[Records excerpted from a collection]
<<<<
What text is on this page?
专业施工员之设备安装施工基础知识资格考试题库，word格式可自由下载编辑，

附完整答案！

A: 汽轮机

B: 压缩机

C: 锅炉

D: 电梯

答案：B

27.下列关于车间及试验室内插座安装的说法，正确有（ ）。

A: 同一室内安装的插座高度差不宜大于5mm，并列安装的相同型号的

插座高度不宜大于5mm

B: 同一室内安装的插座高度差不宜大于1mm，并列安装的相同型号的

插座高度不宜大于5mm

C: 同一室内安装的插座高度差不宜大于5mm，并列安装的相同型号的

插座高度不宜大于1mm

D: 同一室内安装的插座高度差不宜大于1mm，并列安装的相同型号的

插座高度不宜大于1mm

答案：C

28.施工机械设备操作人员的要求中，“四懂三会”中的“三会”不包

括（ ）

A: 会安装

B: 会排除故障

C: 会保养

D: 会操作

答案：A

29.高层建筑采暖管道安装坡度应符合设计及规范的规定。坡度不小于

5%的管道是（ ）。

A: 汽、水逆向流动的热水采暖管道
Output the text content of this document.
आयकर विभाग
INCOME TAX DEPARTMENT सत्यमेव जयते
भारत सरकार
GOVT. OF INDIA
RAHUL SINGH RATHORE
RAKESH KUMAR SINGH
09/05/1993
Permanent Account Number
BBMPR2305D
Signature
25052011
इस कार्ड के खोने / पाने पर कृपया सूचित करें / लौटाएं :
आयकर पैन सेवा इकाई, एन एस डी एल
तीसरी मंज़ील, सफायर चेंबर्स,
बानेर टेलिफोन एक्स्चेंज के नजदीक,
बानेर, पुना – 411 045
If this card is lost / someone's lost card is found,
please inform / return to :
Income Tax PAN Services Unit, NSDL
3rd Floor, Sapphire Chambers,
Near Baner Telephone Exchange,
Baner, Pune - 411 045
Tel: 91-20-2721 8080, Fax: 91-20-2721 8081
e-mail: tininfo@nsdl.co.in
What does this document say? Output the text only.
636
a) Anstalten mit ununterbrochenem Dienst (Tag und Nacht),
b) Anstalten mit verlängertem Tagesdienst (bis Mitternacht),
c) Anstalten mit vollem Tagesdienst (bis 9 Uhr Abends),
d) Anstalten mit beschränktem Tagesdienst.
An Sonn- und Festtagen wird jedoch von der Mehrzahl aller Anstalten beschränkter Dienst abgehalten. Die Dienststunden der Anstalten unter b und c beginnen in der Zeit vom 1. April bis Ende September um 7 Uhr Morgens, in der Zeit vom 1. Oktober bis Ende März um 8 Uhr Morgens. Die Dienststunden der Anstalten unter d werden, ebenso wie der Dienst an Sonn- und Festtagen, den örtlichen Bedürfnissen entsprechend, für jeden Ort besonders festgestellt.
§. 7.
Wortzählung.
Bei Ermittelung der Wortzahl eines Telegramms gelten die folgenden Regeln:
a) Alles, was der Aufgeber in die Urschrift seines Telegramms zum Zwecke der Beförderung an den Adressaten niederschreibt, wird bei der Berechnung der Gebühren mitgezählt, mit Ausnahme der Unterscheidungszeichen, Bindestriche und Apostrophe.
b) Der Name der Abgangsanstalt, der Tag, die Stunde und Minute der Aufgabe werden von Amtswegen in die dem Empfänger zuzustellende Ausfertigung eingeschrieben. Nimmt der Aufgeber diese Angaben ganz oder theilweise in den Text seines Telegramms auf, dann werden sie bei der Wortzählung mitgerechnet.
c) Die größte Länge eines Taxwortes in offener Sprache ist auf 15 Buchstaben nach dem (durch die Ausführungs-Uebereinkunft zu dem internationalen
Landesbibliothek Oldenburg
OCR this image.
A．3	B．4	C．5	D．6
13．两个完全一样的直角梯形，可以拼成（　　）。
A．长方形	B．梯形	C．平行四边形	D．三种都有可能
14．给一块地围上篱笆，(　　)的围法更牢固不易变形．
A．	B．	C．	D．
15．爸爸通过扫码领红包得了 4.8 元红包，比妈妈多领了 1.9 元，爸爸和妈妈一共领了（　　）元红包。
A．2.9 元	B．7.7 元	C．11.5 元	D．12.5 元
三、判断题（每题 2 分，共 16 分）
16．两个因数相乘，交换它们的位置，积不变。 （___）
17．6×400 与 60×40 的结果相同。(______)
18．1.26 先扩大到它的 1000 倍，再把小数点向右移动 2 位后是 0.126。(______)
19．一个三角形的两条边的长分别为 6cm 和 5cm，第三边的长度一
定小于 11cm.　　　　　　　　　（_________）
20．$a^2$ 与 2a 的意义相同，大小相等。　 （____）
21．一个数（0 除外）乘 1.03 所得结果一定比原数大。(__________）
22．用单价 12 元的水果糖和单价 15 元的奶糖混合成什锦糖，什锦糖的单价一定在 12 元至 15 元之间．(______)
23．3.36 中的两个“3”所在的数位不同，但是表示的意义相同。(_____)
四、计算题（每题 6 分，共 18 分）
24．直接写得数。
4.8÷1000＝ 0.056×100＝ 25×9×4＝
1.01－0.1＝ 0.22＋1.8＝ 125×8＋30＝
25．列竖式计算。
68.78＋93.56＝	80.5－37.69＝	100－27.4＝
>>>>
◆ Challenge: Look through the entries above; copy each line where the string "Tagesdienst" appears.

◆ Output of the task:
b) Anstalten mit verlängertem Tagesdienst (bis Mitternacht),
c) Anstalten mit vollem Tagesdienst (bis 9 Uhr Abends),
d) Anstalten mit beschränktem Tagesdienst.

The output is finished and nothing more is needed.